## What this task involves
Which lines in the material below contain the word "muted"? Copy each of them.

## Data section
===============

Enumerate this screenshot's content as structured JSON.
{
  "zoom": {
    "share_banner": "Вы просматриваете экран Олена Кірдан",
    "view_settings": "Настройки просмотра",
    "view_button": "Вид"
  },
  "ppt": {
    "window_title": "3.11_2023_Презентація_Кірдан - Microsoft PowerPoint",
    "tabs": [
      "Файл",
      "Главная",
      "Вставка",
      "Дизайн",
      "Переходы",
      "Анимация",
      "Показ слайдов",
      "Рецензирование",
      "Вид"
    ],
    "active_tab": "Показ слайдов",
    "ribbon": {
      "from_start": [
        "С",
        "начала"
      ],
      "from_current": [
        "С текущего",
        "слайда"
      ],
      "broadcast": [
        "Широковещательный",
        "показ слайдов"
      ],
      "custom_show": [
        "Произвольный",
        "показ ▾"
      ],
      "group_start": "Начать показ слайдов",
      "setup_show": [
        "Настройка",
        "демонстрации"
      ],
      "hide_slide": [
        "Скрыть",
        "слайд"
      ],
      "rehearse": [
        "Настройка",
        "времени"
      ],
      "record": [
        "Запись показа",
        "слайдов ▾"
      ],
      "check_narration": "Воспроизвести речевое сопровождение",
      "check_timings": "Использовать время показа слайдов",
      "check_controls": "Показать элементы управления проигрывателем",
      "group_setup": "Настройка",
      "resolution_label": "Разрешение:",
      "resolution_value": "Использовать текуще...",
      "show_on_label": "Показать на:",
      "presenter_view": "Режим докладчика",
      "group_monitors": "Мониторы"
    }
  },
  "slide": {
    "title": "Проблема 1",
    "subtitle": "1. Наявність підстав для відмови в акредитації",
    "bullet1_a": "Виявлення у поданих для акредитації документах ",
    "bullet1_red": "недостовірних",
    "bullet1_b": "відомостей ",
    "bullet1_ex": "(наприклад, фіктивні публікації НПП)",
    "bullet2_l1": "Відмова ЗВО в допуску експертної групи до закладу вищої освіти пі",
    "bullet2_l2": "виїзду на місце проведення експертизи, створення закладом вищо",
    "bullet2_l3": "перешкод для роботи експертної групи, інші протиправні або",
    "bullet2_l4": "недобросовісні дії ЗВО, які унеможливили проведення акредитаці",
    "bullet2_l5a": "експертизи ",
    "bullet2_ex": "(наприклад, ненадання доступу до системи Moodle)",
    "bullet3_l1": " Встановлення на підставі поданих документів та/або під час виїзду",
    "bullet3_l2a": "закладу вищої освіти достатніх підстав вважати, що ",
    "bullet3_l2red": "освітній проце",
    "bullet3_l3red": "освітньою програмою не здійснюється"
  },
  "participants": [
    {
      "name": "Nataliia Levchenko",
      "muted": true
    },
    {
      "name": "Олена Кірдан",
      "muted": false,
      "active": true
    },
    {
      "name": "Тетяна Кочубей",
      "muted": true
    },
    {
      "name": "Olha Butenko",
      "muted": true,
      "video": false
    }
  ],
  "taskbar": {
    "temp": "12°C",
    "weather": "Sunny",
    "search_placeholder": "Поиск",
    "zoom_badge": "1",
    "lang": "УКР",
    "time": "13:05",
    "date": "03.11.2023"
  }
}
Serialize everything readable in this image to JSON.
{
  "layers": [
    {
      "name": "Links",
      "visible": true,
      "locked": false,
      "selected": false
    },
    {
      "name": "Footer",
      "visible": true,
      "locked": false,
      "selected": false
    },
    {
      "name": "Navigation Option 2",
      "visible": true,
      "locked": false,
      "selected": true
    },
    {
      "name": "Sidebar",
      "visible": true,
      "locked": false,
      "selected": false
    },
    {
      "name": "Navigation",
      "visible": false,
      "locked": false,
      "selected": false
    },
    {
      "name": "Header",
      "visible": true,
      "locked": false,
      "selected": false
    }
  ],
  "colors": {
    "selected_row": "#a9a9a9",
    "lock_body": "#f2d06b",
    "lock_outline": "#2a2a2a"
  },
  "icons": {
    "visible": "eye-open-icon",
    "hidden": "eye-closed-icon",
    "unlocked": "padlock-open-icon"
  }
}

===============

## Solution for this task
      "muted": true
      "muted": false,
      "muted": true
      "muted": true,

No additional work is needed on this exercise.